### Requirement
Identify all lines in the listing that include the word "power", and copy them out.

[Stored data entries]
--------------------------------------------------

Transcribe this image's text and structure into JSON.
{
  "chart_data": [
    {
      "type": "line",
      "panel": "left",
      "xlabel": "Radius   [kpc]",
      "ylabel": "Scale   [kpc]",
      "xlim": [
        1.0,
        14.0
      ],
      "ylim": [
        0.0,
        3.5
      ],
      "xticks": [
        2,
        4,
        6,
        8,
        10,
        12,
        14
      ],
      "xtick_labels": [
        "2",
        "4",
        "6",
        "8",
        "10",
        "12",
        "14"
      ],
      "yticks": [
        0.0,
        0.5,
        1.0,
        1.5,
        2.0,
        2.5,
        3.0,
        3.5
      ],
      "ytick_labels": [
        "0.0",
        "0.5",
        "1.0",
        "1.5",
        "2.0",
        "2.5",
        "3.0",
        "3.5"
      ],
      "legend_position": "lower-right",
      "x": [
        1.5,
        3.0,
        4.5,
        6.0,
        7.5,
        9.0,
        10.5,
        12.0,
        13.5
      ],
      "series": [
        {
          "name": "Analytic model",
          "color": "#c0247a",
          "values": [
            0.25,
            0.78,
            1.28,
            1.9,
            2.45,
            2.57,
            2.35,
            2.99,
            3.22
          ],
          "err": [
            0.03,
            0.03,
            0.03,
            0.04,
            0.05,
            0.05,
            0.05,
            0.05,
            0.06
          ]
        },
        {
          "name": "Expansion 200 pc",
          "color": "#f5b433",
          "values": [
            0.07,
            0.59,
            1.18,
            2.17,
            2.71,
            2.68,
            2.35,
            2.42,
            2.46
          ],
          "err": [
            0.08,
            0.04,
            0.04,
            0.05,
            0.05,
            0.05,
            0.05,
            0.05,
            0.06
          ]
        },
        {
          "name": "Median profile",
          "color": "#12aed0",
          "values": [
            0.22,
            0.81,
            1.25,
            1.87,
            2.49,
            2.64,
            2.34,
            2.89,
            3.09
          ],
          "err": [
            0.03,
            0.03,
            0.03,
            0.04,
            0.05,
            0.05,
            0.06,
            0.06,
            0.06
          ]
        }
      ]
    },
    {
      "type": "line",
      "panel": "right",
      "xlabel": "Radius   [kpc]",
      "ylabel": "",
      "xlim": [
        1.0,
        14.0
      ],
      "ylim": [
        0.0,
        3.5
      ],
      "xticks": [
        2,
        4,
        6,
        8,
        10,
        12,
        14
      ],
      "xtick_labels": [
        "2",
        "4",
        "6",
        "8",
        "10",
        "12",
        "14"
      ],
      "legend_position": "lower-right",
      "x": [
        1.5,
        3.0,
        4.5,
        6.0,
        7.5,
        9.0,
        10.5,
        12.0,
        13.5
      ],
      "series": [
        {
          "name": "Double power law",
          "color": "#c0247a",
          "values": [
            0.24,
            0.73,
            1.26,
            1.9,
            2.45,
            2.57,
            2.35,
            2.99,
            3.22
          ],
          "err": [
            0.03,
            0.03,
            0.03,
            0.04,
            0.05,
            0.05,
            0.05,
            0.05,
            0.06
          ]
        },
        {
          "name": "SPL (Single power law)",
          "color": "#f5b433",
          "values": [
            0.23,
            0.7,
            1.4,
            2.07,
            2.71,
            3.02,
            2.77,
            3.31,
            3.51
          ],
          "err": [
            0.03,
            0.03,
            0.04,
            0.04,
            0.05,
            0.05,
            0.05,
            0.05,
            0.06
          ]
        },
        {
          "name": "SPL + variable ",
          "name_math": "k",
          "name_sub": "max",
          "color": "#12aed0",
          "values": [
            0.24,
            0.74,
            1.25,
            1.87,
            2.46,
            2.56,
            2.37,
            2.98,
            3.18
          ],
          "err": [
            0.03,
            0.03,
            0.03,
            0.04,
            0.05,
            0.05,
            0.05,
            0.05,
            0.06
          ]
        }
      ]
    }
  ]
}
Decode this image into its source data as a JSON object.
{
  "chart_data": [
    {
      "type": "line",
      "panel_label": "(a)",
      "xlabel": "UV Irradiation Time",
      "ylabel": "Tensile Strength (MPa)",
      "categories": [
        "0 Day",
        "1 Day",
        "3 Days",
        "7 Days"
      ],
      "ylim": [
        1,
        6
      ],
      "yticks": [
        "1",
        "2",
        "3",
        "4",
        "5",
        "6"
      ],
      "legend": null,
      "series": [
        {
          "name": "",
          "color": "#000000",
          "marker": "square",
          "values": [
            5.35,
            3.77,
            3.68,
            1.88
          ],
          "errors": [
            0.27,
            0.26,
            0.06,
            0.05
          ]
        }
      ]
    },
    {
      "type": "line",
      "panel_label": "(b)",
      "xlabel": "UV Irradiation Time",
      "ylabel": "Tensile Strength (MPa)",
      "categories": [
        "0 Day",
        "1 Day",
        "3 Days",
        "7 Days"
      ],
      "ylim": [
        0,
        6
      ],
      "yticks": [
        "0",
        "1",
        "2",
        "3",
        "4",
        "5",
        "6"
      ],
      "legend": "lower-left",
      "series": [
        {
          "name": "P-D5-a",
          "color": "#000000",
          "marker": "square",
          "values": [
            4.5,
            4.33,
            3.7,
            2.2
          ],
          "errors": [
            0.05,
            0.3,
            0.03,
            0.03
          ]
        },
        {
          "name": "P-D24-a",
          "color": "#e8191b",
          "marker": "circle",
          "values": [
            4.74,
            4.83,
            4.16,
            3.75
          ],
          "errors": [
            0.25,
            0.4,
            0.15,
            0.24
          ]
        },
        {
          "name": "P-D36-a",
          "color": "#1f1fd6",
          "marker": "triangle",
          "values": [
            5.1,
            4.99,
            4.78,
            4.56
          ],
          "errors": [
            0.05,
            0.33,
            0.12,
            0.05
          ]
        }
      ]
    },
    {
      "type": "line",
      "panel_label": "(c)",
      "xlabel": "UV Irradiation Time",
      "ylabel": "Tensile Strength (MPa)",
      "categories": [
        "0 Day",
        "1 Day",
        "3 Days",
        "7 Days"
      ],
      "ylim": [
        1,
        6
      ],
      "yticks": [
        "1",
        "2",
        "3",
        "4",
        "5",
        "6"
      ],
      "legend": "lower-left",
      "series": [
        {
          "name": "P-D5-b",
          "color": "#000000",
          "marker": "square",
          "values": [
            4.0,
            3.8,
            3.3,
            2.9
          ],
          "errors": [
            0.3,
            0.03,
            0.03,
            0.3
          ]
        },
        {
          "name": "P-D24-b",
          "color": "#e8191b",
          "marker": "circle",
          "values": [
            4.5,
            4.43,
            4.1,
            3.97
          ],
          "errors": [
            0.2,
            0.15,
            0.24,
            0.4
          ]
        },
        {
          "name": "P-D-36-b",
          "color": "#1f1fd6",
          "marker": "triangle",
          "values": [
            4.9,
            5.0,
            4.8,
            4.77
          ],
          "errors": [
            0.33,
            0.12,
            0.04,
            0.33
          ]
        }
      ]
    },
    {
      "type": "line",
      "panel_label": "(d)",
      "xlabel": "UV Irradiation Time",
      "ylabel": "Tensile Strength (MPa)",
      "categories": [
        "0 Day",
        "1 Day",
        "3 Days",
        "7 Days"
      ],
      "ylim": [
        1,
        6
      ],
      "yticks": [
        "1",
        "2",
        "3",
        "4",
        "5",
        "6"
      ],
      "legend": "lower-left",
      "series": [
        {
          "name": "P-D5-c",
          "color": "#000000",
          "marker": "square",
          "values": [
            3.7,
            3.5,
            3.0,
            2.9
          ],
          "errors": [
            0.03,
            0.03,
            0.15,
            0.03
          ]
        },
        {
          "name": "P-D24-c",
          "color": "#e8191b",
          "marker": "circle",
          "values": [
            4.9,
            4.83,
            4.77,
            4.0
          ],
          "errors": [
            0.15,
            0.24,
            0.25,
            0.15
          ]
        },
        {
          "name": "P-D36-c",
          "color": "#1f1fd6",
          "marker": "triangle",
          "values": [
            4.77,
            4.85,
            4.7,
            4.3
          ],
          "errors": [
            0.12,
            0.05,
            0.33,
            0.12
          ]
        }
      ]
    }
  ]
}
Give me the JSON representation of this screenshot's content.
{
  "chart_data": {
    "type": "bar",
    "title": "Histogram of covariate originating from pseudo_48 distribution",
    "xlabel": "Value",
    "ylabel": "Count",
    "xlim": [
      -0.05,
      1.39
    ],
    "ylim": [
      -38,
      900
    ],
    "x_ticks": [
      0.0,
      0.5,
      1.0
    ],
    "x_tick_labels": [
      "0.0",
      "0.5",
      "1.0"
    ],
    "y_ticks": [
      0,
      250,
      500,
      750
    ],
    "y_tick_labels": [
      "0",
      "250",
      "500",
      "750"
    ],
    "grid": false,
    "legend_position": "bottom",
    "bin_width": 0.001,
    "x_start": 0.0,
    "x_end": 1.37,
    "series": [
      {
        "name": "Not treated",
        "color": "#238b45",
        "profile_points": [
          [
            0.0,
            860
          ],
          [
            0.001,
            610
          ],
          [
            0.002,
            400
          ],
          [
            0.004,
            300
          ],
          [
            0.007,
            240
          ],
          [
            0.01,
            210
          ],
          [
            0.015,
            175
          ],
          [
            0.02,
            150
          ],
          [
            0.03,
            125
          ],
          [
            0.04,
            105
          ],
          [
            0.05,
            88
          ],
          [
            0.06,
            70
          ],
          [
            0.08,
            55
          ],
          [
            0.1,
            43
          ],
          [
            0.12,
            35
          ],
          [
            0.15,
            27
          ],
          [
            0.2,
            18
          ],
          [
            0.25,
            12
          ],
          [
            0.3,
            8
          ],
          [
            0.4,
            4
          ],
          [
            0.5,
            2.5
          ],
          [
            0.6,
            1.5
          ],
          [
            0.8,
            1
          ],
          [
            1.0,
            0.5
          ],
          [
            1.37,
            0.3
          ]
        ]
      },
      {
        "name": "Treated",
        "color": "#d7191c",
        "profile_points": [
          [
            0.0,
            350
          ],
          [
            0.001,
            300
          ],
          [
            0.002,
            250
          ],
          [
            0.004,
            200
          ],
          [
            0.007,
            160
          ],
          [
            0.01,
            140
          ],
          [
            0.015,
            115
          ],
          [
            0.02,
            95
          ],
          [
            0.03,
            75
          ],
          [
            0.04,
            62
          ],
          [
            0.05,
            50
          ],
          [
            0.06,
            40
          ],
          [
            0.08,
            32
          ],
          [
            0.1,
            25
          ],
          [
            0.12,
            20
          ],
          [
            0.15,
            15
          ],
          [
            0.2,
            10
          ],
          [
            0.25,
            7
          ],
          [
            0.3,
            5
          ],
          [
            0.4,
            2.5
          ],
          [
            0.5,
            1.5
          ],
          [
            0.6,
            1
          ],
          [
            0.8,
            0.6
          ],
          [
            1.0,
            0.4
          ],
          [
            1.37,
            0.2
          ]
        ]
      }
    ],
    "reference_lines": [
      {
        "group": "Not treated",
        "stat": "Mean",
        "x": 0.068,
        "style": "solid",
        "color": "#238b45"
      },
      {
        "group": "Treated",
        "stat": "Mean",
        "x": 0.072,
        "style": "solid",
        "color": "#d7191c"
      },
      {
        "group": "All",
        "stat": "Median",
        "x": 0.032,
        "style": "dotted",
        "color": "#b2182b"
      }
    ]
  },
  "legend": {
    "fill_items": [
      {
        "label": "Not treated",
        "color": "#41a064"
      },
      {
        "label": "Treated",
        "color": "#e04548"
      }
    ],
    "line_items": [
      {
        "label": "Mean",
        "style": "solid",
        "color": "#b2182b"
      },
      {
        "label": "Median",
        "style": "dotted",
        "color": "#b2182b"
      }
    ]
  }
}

--------------------------------------------------

### In response
          "name": "Double power law",
          "name": "SPL (Single power law)",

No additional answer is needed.